Passage.
(begin)

Re: Deep Impact Kicks Off Fourth of July with Deep Space Fireworks
- From: spinoza1111@xxxxxxxxx
- Date: 12 Jul 2005 01:05:43 -0700
Eric Chomko wrote:
> spinoza1111@xxxxxxxxx wrote:
>
>
> : Eric Chomko wrote:
> : > spinoza1111@xxxxxxxxx wrote:
> [...]
> : > : > : The impact was of larger scale and I find it hard to believe that a
> : > : > : noninvasive method could not get equal data.
> : > : >
> : > : > Okay, how?
> : >
> : > : Come on. Astronomy has long known about such methods including infrared
> : > : spectroscopy.
> : >
> : > Then why do geologists still smash open rocks to see what's inside to this
> : > day?
>
> : Of course, they do so, almost always without harming anything, to get
> : information, and of course, there's nothing wrong with this, because we
> : KNOW the effects. We stopped killing large animals for sport when the
> : denuding of the American West proved to be an aesthetic and physical
> : disaster for people. Whereas smashing rocks is for the most part known
> : not to cause harm.
>
> : But no responsible geologist, any more, will smash apart even a small
> : mountain. Mt. Rushmore would not be carved today, and this is a Good
> : Thing.
>
> : Sure, Michelangelo was improving upon a block of Carrera marble, ripped
> : out of the earth by stonemasons. But you can't ethically "scale up" to
> : give a new Michelango license to destroy or damage a unique object
> : which has been unchanged since the dawn of the solar system for purely
> : artistic or scientific reasons, for the same reason you would not allow
> : him to carve a statue from an entire mountain.

(end)

Tasks to perform.
1 - Answer from the post:
(a) What method does the post say astronomy has long known about?
(b) What do geologists still smash open to see what's inside?
(c) Which carved mountain does the post say would not be carved today?
2 - Print the portion of the post from "Re: Deep Impact" up to and including "get equal data.".
Draw only on the post itself.

Raw data.
(begin)

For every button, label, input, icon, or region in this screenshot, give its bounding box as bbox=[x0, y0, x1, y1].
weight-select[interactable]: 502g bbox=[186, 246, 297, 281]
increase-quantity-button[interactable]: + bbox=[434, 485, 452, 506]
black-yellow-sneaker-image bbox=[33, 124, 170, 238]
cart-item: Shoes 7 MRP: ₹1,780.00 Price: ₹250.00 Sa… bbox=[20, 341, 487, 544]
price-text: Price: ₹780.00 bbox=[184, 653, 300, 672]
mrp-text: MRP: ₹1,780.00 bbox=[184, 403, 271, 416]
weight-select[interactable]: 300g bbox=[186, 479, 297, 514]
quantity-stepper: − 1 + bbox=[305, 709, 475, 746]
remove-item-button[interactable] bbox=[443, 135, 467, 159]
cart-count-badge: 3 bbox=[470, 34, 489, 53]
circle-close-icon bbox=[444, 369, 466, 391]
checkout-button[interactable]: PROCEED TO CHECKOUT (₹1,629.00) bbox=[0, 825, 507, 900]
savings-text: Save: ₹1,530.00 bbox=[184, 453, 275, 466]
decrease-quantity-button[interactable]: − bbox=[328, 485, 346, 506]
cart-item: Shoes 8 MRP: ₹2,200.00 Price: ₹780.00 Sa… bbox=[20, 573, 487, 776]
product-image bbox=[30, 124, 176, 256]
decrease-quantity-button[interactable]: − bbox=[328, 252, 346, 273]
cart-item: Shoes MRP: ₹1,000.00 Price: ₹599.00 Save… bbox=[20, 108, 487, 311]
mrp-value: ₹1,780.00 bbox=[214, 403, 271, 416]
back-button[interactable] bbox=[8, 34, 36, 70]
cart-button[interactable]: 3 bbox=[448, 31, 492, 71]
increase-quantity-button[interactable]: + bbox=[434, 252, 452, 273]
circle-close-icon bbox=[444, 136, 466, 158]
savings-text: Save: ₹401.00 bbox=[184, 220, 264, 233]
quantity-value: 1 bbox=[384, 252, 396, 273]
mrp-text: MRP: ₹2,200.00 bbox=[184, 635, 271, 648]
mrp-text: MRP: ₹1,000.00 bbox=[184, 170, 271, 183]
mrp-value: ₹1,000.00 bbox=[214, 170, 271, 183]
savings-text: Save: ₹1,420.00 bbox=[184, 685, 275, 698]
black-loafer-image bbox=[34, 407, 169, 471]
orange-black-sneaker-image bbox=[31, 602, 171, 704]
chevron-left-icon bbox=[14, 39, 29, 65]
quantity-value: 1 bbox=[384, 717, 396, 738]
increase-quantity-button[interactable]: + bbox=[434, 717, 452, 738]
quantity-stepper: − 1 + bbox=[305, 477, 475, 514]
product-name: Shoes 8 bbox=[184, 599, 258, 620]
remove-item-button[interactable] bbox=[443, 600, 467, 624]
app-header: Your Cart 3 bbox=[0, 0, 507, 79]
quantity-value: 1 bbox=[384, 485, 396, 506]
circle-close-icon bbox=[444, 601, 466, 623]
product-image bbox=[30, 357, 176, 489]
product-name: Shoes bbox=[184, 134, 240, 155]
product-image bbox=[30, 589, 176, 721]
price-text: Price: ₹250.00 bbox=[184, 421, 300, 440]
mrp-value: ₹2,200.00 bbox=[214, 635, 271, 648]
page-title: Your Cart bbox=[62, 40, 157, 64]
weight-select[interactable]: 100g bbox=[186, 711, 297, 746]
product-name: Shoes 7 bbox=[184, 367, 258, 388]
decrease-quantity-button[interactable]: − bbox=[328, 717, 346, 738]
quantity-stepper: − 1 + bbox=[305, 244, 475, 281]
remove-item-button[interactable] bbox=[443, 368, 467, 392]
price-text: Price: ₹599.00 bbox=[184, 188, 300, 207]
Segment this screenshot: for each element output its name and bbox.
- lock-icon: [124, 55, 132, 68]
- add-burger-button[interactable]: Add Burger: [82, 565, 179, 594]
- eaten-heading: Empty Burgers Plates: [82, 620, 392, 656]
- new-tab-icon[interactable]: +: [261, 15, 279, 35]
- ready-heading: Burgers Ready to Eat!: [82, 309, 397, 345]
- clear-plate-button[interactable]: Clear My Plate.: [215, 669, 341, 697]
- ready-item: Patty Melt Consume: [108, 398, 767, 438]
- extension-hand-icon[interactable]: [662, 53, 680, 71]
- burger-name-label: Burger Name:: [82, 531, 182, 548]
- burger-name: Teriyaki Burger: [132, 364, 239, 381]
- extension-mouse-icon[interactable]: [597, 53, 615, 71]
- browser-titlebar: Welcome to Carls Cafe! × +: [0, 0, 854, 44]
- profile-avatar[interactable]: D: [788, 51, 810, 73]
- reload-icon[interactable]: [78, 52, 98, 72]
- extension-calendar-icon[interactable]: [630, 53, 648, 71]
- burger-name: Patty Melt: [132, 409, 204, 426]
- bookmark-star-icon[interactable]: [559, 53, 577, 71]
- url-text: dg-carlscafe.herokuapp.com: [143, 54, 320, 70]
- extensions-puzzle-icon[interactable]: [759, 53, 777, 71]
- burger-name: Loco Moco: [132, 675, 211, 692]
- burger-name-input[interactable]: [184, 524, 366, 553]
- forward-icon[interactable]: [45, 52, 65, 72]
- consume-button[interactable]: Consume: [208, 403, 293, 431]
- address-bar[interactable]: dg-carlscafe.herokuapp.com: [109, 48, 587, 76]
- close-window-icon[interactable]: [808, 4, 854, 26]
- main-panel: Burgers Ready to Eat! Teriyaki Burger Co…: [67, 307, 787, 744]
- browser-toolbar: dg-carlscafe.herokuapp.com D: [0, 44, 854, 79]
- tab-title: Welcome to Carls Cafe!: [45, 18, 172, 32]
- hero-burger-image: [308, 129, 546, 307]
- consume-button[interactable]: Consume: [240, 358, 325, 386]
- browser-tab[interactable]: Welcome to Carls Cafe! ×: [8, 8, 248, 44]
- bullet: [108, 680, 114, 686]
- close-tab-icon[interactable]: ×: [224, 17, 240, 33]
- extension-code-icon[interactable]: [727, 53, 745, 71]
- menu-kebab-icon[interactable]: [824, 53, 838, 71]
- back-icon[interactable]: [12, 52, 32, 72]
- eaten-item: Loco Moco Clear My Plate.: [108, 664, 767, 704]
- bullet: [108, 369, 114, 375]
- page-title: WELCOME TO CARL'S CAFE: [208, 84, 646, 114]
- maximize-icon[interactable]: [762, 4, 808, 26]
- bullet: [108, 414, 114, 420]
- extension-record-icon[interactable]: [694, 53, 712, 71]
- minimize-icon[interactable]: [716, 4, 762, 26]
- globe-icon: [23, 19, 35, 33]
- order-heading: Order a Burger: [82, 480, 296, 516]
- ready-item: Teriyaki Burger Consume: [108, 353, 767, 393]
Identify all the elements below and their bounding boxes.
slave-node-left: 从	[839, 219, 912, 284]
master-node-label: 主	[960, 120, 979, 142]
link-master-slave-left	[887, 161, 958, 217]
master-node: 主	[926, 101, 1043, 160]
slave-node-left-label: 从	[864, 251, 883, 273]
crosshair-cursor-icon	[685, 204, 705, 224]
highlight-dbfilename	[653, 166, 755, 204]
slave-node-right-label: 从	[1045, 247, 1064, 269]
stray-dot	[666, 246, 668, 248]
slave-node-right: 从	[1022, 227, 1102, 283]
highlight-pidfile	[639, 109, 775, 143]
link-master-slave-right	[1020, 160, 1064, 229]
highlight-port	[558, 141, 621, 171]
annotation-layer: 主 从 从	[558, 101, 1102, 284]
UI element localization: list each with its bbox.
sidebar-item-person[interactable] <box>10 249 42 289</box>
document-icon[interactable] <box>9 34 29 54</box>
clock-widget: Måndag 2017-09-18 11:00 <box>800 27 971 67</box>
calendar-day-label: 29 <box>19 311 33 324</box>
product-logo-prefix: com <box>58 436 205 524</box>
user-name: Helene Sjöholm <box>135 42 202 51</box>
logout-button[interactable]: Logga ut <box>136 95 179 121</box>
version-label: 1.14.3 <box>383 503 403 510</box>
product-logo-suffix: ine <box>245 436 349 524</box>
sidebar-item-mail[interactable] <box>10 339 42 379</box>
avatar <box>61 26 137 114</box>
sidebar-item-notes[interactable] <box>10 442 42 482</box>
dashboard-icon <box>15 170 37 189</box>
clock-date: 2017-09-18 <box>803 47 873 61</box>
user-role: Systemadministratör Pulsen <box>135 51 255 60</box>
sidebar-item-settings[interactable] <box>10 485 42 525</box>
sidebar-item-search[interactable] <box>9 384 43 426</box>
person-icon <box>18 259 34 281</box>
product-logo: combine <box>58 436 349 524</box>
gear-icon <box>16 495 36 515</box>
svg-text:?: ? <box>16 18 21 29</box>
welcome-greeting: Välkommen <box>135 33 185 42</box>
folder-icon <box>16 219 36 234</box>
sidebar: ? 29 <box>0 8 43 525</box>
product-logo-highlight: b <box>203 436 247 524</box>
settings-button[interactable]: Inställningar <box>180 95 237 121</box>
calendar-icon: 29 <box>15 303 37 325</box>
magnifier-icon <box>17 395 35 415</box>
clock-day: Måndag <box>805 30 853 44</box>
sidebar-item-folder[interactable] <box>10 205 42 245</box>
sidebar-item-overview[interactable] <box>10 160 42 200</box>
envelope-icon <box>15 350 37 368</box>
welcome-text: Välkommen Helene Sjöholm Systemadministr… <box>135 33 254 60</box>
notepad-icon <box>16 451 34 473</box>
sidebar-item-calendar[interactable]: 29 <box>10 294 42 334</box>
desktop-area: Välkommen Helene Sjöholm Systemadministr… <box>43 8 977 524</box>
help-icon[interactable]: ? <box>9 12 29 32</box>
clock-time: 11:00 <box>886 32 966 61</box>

(end)

Responses to the exercise.
1 -
(a) Infrared spectroscopy.
(b) Rocks.
(c) Mt. Rushmore.

2 -
Re: Deep Impact Kicks Off Fourth of July with Deep Space Fireworks
- From: spinoza1111@xxxxxxxxx
- Date: 12 Jul 2005 01:05:43 -0700
Eric Chomko wrote:
> spinoza1111@xxxxxxxxx wrote:
>
>
> : Eric Chomko wrote:
> : > spinoza1111@xxxxxxxxx wrote:
> [...]
> : > : > : The impact was of larger scale and I find it hard to believe that a
> : > : > : noninvasive method could not get equal data.